## TO DO
Repeat all of the data precisely.

[Stored items]
----------
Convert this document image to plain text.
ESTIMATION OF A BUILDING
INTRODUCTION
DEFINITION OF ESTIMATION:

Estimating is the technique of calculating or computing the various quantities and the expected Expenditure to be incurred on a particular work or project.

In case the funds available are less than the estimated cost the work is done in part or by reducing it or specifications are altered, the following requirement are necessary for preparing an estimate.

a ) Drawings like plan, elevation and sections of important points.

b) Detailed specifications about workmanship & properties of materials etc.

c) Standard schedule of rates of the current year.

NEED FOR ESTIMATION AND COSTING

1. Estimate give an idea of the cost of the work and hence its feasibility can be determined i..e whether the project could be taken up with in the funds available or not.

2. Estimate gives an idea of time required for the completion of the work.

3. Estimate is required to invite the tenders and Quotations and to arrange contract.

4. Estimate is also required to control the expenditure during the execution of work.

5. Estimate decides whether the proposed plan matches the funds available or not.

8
----------
## REPLY TO THE TASK
Convert this document image to plain text.
ESTIMATION OF A BUILDING
INTRODUCTION
DEFINITION OF ESTIMATION:

Estimating is the technique of calculating or computing the various quantities and the expected Expenditure to be incurred on a particular work or project.

In case the funds available are less than the estimated cost the work is done in part or by reducing it or specifications are altered, the following requirement are necessary for preparing an estimate.

a ) Drawings like plan, elevation and sections of important points.

b) Detailed specifications about workmanship & properties of materials etc.

c) Standard schedule of rates of the current year.

NEED FOR ESTIMATION AND COSTING

1. Estimate give an idea of the cost of the work and hence its feasibility can be determined i..e whether the project could be taken up with in the funds available or not.

2. Estimate gives an idea of time required for the completion of the work.

3. Estimate is required to invite the tenders and Quotations and to arrange contract.

4. Estimate is also required to control the expenditure during the execution of work.

5. Estimate decides whether the proposed plan matches the funds available or not.

8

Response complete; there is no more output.